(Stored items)

>>>

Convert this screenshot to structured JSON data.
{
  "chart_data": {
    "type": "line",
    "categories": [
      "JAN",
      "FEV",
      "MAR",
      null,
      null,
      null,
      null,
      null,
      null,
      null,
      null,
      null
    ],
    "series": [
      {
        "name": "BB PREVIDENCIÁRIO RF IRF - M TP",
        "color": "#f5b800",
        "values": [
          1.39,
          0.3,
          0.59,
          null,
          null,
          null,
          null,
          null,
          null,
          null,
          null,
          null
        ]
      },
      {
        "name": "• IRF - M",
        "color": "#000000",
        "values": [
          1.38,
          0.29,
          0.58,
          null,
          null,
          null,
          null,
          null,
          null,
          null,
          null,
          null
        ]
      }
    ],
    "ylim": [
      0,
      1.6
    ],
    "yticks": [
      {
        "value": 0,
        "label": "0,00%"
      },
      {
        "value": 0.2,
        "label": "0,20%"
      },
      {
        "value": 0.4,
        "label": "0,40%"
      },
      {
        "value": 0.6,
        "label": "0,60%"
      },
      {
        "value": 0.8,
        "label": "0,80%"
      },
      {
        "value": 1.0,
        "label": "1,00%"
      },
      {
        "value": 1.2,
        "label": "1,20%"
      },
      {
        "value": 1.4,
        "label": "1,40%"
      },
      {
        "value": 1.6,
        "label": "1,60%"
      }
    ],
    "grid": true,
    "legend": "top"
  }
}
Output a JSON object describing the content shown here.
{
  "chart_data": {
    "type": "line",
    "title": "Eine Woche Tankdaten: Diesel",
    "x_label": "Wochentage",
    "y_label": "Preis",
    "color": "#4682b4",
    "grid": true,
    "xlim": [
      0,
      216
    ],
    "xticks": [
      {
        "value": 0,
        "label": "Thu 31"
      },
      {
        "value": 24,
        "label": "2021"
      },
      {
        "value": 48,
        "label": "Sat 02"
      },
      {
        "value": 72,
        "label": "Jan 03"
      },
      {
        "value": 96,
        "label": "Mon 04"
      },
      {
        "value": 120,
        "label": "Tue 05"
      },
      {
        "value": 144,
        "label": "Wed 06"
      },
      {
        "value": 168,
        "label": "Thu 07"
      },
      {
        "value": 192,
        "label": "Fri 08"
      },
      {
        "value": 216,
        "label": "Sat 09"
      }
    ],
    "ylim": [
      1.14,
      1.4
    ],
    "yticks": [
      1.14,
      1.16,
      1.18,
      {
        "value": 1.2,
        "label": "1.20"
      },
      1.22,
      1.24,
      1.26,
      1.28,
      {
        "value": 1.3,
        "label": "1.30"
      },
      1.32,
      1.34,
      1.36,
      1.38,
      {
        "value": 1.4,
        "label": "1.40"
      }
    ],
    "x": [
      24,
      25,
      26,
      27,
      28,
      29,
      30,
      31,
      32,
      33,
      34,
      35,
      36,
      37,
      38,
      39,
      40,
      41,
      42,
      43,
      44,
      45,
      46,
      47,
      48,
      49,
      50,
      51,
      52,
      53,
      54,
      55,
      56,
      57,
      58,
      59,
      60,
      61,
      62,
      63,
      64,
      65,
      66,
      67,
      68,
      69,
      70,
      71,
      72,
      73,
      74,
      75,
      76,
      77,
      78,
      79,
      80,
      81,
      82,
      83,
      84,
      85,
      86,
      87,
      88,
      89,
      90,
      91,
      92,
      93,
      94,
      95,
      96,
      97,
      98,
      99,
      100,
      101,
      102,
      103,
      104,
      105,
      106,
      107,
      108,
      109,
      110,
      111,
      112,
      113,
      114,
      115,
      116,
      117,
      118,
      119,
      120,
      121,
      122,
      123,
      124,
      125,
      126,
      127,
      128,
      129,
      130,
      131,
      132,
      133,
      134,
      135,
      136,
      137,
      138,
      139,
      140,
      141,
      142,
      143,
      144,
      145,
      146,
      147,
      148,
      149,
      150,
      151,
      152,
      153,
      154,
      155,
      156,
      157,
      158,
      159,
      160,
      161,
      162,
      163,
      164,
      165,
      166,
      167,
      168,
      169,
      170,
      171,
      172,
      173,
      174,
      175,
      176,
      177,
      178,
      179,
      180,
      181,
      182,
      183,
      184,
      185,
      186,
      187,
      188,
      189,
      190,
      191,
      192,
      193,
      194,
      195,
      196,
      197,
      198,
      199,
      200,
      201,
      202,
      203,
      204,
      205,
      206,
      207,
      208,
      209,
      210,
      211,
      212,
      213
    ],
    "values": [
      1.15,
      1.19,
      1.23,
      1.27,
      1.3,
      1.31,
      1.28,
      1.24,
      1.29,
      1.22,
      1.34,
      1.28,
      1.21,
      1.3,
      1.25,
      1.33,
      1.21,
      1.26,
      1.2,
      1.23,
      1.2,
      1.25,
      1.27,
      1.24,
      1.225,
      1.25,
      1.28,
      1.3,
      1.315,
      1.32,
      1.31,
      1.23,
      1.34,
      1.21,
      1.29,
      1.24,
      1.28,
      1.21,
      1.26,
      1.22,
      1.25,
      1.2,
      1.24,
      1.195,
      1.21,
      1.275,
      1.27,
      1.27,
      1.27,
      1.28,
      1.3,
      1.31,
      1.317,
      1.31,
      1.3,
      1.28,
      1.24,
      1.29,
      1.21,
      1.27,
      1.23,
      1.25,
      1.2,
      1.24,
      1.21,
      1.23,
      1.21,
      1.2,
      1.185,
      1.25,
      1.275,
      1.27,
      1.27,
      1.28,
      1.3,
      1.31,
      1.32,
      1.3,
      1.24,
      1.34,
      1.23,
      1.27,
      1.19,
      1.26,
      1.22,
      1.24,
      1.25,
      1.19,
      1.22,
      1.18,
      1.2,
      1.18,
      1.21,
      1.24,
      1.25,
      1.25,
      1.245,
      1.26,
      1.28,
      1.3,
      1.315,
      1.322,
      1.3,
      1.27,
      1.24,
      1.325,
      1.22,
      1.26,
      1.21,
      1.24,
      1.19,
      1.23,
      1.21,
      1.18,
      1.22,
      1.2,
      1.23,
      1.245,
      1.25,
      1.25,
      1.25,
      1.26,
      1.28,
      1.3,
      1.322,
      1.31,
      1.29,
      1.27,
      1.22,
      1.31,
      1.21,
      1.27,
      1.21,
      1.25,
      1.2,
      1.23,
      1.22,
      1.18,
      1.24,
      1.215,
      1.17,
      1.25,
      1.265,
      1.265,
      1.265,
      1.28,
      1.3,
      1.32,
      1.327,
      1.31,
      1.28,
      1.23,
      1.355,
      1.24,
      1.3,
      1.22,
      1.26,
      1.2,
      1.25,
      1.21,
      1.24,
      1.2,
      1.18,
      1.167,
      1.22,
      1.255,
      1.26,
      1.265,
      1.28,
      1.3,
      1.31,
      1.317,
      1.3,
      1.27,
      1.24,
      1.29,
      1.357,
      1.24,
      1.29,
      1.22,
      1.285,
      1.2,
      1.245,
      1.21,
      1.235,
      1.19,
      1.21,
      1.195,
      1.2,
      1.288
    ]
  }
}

<<<

• [TASK GOAL]
All of the lines above must be returned exactly.

• [RESPONSE]
Convert this screenshot to structured JSON data.
{
  "chart_data": {
    "type": "line",
    "categories": [
      "JAN",
      "FEV",
      "MAR",
      null,
      null,
      null,
      null,
      null,
      null,
      null,
      null,
      null
    ],
    "series": [
      {
        "name": "BB PREVIDENCIÁRIO RF IRF - M TP",
        "color": "#f5b800",
        "values": [
          1.39,
          0.3,
          0.59,
          null,
          null,
          null,
          null,
          null,
          null,
          null,
          null,
          null
        ]
      },
      {
        "name": "• IRF - M",
        "color": "#000000",
        "values": [
          1.38,
          0.29,
          0.58,
          null,
          null,
          null,
          null,
          null,
          null,
          null,
          null,
          null
        ]
      }
    ],
    "ylim": [
      0,
      1.6
    ],
    "yticks": [
      {
        "value": 0,
        "label": "0,00%"
      },
      {
        "value": 0.2,
        "label": "0,20%"
      },
      {
        "value": 0.4,
        "label": "0,40%"
      },
      {
        "value": 0.6,
        "label": "0,60%"
      },
      {
        "value": 0.8,
        "label": "0,80%"
      },
      {
        "value": 1.0,
        "label": "1,00%"
      },
      {
        "value": 1.2,
        "label": "1,20%"
      },
      {
        "value": 1.4,
        "label": "1,40%"
      },
      {
        "value": 1.6,
        "label": "1,60%"
      }
    ],
    "grid": true,
    "legend": "top"
  }
}
Output a JSON object describing the content shown here.
{
  "chart_data": {
    "type": "line",
    "title": "Eine Woche Tankdaten: Diesel",
    "x_label": "Wochentage",
    "y_label": "Preis",
    "color": "#4682b4",
    "grid": true,
    "xlim": [
      0,
      216
    ],
    "xticks": [
      {
        "value": 0,
        "label": "Thu 31"
      },
      {
        "value": 24,
        "label": "2021"
      },
      {
        "value": 48,
        "label": "Sat 02"
      },
      {
        "value": 72,
        "label": "Jan 03"
      },
      {
        "value": 96,
        "label": "Mon 04"
      },
      {
        "value": 120,
        "label": "Tue 05"
      },
      {
        "value": 144,
        "label": "Wed 06"
      },
      {
        "value": 168,
        "label": "Thu 07"
      },
      {
        "value": 192,
        "label": "Fri 08"
      },
      {
        "value": 216,
        "label": "Sat 09"
      }
    ],
    "ylim": [
      1.14,
      1.4
    ],
    "yticks": [
      1.14,
      1.16,
      1.18,
      {
        "value": 1.2,
        "label": "1.20"
      },
      1.22,
      1.24,
      1.26,
      1.28,
      {
        "value": 1.3,
        "label": "1.30"
      },
      1.32,
      1.34,
      1.36,
      1.38,
      {
        "value": 1.4,
        "label": "1.40"
      }
    ],
    "x": [
      24,
      25,
      26,
      27,
      28,
      29,
      30,
      31,
      32,
      33,
      34,
      35,
      36,
      37,
      38,
      39,
      40,
      41,
      42,
      43,
      44,
      45,
      46,
      47,
      48,
      49,
      50,
      51,
      52,
      53,
      54,
      55,
      56,
      57,
      58,
      59,
      60,
      61,
      62,
      63,
      64,
      65,
      66,
      67,
      68,
      69,
      70,
      71,
      72,
      73,
      74,
      75,
      76,
      77,
      78,
      79,
      80,
      81,
      82,
      83,
      84,
      85,
      86,
      87,
      88,
      89,
      90,
      91,
      92,
      93,
      94,
      95,
      96,
      97,
      98,
      99,
      100,
      101,
      102,
      103,
      104,
      105,
      106,
      107,
      108,
      109,
      110,
      111,
      112,
      113,
      114,
      115,
      116,
      117,
      118,
      119,
      120,
      121,
      122,
      123,
      124,
      125,
      126,
      127,
      128,
      129,
      130,
      131,
      132,
      133,
      134,
      135,
      136,
      137,
      138,
      139,
      140,
      141,
      142,
      143,
      144,
      145,
      146,
      147,
      148,
      149,
      150,
      151,
      152,
      153,
      154,
      155,
      156,
      157,
      158,
      159,
      160,
      161,
      162,
      163,
      164,
      165,
      166,
      167,
      168,
      169,
      170,
      171,
      172,
      173,
      174,
      175,
      176,
      177,
      178,
      179,
      180,
      181,
      182,
      183,
      184,
      185,
      186,
      187,
      188,
      189,
      190,
      191,
      192,
      193,
      194,
      195,
      196,
      197,
      198,
      199,
      200,
      201,
      202,
      203,
      204,
      205,
      206,
      207,
      208,
      209,
      210,
      211,
      212,
      213
    ],
    "values": [
      1.15,
      1.19,
      1.23,
      1.27,
      1.3,
      1.31,
      1.28,
      1.24,
      1.29,
      1.22,
      1.34,
      1.28,
      1.21,
      1.3,
      1.25,
      1.33,
      1.21,
      1.26,
      1.2,
      1.23,
      1.2,
      1.25,
      1.27,
      1.24,
      1.225,
      1.25,
      1.28,
      1.3,
      1.315,
      1.32,
      1.31,
      1.23,
      1.34,
      1.21,
      1.29,
      1.24,
      1.28,
      1.21,
      1.26,
      1.22,
      1.25,
      1.2,
      1.24,
      1.195,
      1.21,
      1.275,
      1.27,
      1.27,
      1.27,
      1.28,
      1.3,
      1.31,
      1.317,
      1.31,
      1.3,
      1.28,
      1.24,
      1.29,
      1.21,
      1.27,
      1.23,
      1.25,
      1.2,
      1.24,
      1.21,
      1.23,
      1.21,
      1.2,
      1.185,
      1.25,
      1.275,
      1.27,
      1.27,
      1.28,
      1.3,
      1.31,
      1.32,
      1.3,
      1.24,
      1.34,
      1.23,
      1.27,
      1.19,
      1.26,
      1.22,
      1.24,
      1.25,
      1.19,
      1.22,
      1.18,
      1.2,
      1.18,
      1.21,
      1.24,
      1.25,
      1.25,
      1.245,
      1.26,
      1.28,
      1.3,
      1.315,
      1.322,
      1.3,
      1.27,
      1.24,
      1.325,
      1.22,
      1.26,
      1.21,
      1.24,
      1.19,
      1.23,
      1.21,
      1.18,
      1.22,
      1.2,
      1.23,
      1.245,
      1.25,
      1.25,
      1.25,
      1.26,
      1.28,
      1.3,
      1.322,
      1.31,
      1.29,
      1.27,
      1.22,
      1.31,
      1.21,
      1.27,
      1.21,
      1.25,
      1.2,
      1.23,
      1.22,
      1.18,
      1.24,
      1.215,
      1.17,
      1.25,
      1.265,
      1.265,
      1.265,
      1.28,
      1.3,
      1.32,
      1.327,
      1.31,
      1.28,
      1.23,
      1.355,
      1.24,
      1.3,
      1.22,
      1.26,
      1.2,
      1.25,
      1.21,
      1.24,
      1.2,
      1.18,
      1.167,
      1.22,
      1.255,
      1.26,
      1.265,
      1.28,
      1.3,
      1.31,
      1.317,
      1.3,
      1.27,
      1.24,
      1.29,
      1.357,
      1.24,
      1.29,
      1.22,
      1.285,
      1.2,
      1.245,
      1.21,
      1.235,
      1.19,
      1.21,
      1.195,
      1.2,
      1.288
    ]
  }
}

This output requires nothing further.